- **Instructions for the task**:
Note how many lines hold the string "object" and give that number without any other words.

(Dataset records)
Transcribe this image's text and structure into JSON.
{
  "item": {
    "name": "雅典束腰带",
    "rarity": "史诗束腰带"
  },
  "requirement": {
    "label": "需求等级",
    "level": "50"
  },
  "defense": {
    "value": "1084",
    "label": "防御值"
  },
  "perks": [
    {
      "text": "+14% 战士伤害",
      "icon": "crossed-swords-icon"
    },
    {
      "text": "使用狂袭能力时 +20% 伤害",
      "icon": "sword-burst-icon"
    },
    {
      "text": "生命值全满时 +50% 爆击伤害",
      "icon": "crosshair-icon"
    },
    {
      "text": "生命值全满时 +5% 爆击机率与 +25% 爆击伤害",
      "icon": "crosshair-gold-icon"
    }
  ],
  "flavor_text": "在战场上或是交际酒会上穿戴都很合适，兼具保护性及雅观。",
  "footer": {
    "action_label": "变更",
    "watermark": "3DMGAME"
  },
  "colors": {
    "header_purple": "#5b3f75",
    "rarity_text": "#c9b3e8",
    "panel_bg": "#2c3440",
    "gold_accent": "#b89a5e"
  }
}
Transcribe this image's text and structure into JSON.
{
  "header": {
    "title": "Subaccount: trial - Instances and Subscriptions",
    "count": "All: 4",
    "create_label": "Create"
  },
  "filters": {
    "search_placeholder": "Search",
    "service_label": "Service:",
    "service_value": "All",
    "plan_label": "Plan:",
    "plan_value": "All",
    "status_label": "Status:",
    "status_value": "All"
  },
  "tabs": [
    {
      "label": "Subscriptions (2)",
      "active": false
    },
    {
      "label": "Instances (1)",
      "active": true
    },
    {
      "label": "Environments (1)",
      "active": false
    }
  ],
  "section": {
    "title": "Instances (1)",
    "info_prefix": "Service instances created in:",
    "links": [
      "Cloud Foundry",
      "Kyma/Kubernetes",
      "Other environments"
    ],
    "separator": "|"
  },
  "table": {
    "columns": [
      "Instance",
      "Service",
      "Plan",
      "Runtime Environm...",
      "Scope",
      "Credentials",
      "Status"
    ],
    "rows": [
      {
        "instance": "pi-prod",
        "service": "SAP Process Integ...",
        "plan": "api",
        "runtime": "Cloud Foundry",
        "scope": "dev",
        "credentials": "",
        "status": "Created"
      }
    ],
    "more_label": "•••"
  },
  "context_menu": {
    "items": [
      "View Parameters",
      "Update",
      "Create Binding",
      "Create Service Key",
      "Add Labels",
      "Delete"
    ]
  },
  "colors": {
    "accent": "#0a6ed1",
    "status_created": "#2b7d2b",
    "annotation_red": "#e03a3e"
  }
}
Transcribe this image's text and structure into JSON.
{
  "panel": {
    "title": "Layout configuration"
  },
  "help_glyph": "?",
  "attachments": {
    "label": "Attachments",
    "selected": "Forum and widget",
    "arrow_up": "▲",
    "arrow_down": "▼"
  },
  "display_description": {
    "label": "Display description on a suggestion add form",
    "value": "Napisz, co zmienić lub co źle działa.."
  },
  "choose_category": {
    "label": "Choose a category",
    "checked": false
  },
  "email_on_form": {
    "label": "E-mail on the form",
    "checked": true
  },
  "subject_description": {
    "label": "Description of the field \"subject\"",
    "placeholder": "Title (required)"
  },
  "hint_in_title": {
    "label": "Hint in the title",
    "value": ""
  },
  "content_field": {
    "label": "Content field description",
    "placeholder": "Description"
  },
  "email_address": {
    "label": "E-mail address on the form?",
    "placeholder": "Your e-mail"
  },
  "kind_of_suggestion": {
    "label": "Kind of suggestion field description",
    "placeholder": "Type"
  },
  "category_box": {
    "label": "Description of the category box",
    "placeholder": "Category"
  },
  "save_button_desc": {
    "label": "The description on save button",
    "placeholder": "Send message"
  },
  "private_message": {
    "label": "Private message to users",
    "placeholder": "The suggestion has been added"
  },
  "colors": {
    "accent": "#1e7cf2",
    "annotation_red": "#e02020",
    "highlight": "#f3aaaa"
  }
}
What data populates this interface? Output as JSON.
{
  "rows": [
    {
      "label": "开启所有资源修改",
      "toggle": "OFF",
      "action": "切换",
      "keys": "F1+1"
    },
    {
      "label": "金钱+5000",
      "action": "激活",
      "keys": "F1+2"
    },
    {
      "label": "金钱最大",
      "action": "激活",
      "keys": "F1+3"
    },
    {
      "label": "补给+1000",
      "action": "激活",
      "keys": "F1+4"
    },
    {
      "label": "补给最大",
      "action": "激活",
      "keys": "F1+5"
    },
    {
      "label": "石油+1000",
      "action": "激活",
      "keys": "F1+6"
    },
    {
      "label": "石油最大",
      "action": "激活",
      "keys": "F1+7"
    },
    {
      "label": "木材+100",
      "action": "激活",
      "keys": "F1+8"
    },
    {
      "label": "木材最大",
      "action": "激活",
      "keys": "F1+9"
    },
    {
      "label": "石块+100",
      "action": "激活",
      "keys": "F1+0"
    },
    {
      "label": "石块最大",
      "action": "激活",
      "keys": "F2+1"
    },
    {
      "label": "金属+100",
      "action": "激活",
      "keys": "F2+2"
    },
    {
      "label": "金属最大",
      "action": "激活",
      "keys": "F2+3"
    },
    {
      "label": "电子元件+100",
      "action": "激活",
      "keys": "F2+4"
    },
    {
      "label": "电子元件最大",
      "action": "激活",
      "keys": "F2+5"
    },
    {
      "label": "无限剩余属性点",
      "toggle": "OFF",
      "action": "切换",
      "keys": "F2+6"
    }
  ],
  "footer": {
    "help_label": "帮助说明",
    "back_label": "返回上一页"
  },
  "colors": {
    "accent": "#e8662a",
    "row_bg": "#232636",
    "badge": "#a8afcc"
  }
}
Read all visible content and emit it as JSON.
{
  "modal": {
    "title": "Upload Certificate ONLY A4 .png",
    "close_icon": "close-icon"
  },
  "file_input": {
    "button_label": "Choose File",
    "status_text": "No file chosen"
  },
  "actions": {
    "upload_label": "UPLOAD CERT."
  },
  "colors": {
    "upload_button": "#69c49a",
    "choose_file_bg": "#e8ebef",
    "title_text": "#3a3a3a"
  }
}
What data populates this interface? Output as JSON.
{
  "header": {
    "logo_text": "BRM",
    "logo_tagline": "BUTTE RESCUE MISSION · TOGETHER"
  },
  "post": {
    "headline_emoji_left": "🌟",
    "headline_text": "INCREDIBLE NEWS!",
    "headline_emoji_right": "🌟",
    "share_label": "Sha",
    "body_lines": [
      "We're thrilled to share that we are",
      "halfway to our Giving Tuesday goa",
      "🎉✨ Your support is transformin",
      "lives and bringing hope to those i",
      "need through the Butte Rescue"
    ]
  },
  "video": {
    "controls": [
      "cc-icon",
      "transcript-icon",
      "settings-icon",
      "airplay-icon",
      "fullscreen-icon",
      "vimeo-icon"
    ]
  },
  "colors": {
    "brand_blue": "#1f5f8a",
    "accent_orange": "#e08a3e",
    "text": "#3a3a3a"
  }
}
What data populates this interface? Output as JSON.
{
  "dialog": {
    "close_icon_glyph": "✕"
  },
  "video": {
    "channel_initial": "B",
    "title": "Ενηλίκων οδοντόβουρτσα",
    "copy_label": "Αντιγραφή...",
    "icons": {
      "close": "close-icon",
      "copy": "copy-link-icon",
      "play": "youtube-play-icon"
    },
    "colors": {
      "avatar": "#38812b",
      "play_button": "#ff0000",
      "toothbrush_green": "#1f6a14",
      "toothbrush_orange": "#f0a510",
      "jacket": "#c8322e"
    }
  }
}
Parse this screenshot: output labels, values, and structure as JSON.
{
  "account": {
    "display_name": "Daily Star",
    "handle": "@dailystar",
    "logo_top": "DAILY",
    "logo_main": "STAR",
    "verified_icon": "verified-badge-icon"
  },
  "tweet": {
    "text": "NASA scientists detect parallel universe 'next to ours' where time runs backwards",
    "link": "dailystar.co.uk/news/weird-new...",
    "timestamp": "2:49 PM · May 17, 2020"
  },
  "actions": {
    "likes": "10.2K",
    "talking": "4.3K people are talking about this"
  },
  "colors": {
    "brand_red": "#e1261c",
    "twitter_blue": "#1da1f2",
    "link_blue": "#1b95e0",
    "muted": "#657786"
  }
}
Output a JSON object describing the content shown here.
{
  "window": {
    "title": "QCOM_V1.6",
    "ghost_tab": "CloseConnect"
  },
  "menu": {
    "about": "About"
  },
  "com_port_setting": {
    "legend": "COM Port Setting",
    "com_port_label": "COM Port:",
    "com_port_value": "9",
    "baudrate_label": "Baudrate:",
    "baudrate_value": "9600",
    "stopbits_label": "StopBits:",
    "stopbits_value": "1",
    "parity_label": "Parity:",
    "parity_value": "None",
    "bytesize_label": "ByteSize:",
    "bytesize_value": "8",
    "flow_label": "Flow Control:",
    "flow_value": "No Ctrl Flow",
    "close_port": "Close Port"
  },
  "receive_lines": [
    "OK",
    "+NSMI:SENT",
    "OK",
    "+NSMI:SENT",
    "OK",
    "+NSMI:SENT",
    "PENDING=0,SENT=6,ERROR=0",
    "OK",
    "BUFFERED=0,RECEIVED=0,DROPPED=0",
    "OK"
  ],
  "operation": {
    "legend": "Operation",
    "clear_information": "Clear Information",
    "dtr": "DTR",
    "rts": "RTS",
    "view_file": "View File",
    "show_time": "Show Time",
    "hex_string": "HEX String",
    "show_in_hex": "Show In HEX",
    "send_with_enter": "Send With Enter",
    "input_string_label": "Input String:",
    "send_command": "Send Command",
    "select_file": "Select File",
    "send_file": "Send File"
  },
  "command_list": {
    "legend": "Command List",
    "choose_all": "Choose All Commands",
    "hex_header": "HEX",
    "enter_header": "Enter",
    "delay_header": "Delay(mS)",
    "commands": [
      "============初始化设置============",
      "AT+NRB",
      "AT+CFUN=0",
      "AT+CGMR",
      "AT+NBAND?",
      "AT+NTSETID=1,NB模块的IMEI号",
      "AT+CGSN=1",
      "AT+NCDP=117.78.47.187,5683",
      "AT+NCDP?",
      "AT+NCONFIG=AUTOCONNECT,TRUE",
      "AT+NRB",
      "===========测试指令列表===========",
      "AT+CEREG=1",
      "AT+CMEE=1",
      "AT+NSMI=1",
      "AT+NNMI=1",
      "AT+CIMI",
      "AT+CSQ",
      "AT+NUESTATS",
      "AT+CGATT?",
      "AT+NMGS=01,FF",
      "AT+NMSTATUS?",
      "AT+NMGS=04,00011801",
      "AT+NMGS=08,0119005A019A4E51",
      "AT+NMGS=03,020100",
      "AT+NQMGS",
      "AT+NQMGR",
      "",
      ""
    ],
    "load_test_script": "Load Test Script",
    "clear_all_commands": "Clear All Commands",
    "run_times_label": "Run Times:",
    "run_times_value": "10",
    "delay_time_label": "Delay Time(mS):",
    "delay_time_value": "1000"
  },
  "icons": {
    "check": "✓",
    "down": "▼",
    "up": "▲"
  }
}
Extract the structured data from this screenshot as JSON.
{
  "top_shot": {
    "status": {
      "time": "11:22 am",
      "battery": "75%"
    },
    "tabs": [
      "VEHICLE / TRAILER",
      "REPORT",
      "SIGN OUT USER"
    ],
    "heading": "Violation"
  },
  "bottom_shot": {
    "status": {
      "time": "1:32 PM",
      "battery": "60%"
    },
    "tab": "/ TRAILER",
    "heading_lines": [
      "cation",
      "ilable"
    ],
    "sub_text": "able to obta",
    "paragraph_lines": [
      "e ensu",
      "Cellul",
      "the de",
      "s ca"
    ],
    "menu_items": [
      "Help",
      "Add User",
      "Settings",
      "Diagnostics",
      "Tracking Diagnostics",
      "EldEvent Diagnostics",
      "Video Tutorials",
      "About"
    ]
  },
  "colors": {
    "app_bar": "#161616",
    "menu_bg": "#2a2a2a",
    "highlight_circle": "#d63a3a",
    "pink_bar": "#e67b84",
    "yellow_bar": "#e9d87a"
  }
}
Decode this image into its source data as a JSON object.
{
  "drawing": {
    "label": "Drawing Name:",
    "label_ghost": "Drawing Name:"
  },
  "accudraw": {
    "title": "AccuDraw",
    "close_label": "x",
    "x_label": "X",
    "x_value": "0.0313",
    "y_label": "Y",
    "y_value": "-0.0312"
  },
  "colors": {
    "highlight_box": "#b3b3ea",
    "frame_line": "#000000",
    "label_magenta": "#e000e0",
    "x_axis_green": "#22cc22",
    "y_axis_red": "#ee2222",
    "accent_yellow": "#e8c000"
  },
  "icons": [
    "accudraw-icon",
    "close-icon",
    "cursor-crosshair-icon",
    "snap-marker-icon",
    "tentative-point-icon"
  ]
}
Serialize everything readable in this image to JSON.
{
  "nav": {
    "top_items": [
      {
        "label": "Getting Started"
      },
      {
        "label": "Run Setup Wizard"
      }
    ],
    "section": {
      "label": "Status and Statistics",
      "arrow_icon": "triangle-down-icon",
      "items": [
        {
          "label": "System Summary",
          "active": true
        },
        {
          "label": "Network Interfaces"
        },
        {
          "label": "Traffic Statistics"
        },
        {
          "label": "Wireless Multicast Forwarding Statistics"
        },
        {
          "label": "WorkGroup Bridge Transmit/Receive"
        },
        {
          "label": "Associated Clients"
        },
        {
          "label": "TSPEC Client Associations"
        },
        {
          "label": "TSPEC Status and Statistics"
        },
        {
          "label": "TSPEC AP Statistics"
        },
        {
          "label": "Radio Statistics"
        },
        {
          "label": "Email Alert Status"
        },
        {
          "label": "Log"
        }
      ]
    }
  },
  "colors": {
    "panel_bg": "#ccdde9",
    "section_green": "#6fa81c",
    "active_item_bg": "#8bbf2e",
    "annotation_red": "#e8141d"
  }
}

- **Reply to the exercise**:
2